Dataset records
<<<<
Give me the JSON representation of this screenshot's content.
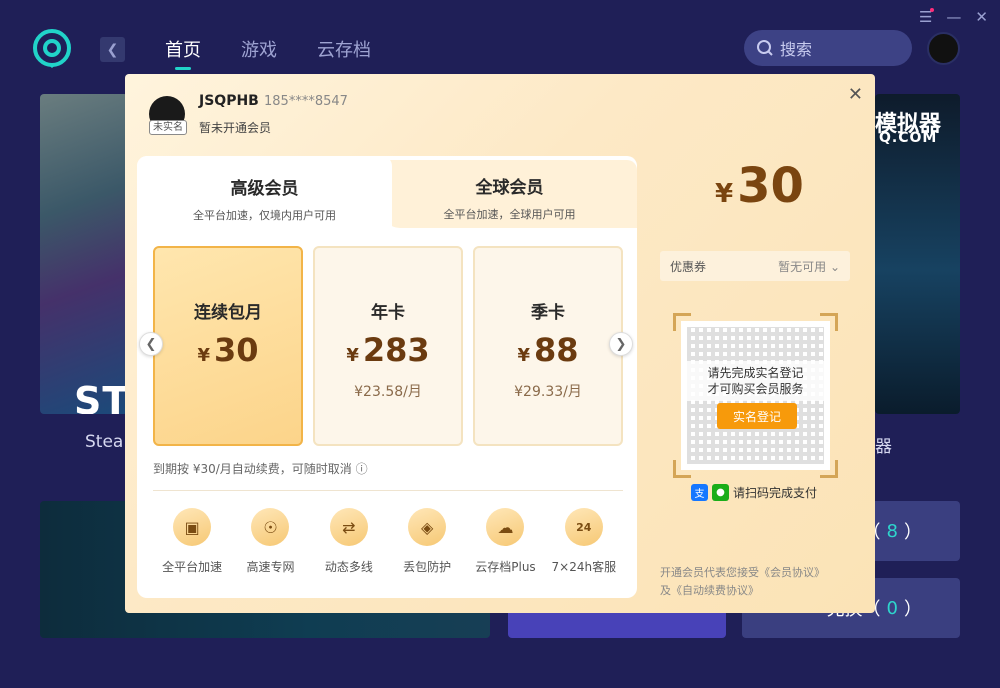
{
  "app": {
    "nav": [
      {
        "label": "首页",
        "active": true
      },
      {
        "label": "游戏",
        "active": false
      },
      {
        "label": "云存档",
        "active": false
      }
    ],
    "search_placeholder": "搜索",
    "cards": {
      "steam_overlay": "ST",
      "steam_label": "Stea",
      "emu_title": "模拟器",
      "emu_sub": "Q.COM",
      "emu_label": "器",
      "tile1_label": "戋（",
      "tile1_count": "8",
      "tile1_close": "）",
      "tile2_label": "兑换（",
      "tile2_count": "0",
      "tile2_close": "）"
    }
  },
  "modal": {
    "user": {
      "badge": "未实名",
      "username": "JSQPHB",
      "phone": "185****8547",
      "status": "暂未开通会员"
    },
    "tabs": [
      {
        "title": "高级会员",
        "sub": "全平台加速，仅境内用户可用",
        "active": true
      },
      {
        "title": "全球会员",
        "sub": "全平台加速，全球用户可用",
        "active": false
      }
    ],
    "plans": [
      {
        "name": "连续包月",
        "currency": "¥",
        "price": "30",
        "monthly": "",
        "selected": true
      },
      {
        "name": "年卡",
        "currency": "¥",
        "price": "283",
        "monthly": "¥23.58/月",
        "selected": false
      },
      {
        "name": "季卡",
        "currency": "¥",
        "price": "88",
        "monthly": "¥29.33/月",
        "selected": false
      }
    ],
    "renew_note": "到期按 ¥30/月自动续费，可随时取消 ⓘ",
    "features": [
      {
        "label": "全平台加速",
        "icon": "devices-icon"
      },
      {
        "label": "高速专网",
        "icon": "network-icon"
      },
      {
        "label": "动态多线",
        "icon": "multiline-icon"
      },
      {
        "label": "丢包防护",
        "icon": "shield-icon"
      },
      {
        "label": "云存档Plus",
        "icon": "cloud-upload-icon"
      },
      {
        "label": "7×24h客服",
        "icon": "support-24h-icon"
      }
    ],
    "total": {
      "currency": "¥",
      "amount": "30"
    },
    "coupon": {
      "label": "优惠券",
      "value": "暂无可用"
    },
    "qr": {
      "message_line1": "请先完成实名登记",
      "message_line2": "才可购买会员服务",
      "button": "实名登记"
    },
    "pay_hint": "请扫码完成支付",
    "agreement": {
      "prefix": "开通会员代表您接受",
      "link1": "《会员协议》",
      "mid": "及",
      "link2": "《自动续费协议》"
    },
    "colors": {
      "accent": "#f79a0b",
      "price": "#7a4510",
      "teal": "#21d3c9"
    }
  }
}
>>>>
Exercise requirements:
Quote the data above in full, leaving out the pictures it holds.

Reply to the exercise:
Give me the JSON representation of this screenshot's content.
{
  "app": {
    "nav": [
      {
        "label": "首页",
        "active": true
      },
      {
        "label": "游戏",
        "active": false
      },
      {
        "label": "云存档",
        "active": false
      }
    ],
    "search_placeholder": "搜索",
    "cards": {
      "steam_overlay": "ST",
      "steam_label": "Stea",
      "emu_title": "模拟器",
      "emu_sub": "Q.COM",
      "emu_label": "器",
      "tile1_label": "戋（",
      "tile1_count": "8",
      "tile1_close": "）",
      "tile2_label": "兑换（",
      "tile2_count": "0",
      "tile2_close": "）"
    }
  },
  "modal": {
    "user": {
      "badge": "未实名",
      "username": "JSQPHB",
      "phone": "185****8547",
      "status": "暂未开通会员"
    },
    "tabs": [
      {
        "title": "高级会员",
        "sub": "全平台加速，仅境内用户可用",
        "active": true
      },
      {
        "title": "全球会员",
        "sub": "全平台加速，全球用户可用",
        "active": false
      }
    ],
    "plans": [
      {
        "name": "连续包月",
        "currency": "¥",
        "price": "30",
        "monthly": "",
        "selected": true
      },
      {
        "name": "年卡",
        "currency": "¥",
        "price": "283",
        "monthly": "¥23.58/月",
        "selected": false
      },
      {
        "name": "季卡",
        "currency": "¥",
        "price": "88",
        "monthly": "¥29.33/月",
        "selected": false
      }
    ],
    "renew_note": "到期按 ¥30/月自动续费，可随时取消 ⓘ",
    "features": [
      {
        "label": "全平台加速",
        "icon": "devices-icon"
      },
      {
        "label": "高速专网",
        "icon": "network-icon"
      },
      {
        "label": "动态多线",
        "icon": "multiline-icon"
      },
      {
        "label": "丢包防护",
        "icon": "shield-icon"
      },
      {
        "label": "云存档Plus",
        "icon": "cloud-upload-icon"
      },
      {
        "label": "7×24h客服",
        "icon": "support-24h-icon"
      }
    ],
    "total": {
      "currency": "¥",
      "amount": "30"
    },
    "coupon": {
      "label": "优惠券",
      "value": "暂无可用"
    },
    "qr": {
      "message_line1": "请先完成实名登记",
      "message_line2": "才可购买会员服务",
      "button": "实名登记"
    },
    "pay_hint": "请扫码完成支付",
    "agreement": {
      "prefix": "开通会员代表您接受",
      "link1": "《会员协议》",
      "mid": "及",
      "link2": "《自动续费协议》"
    },
    "colors": {
      "accent": "#f79a0b",
      "price": "#7a4510",
      "teal": "#21d3c9"
    }
  }
}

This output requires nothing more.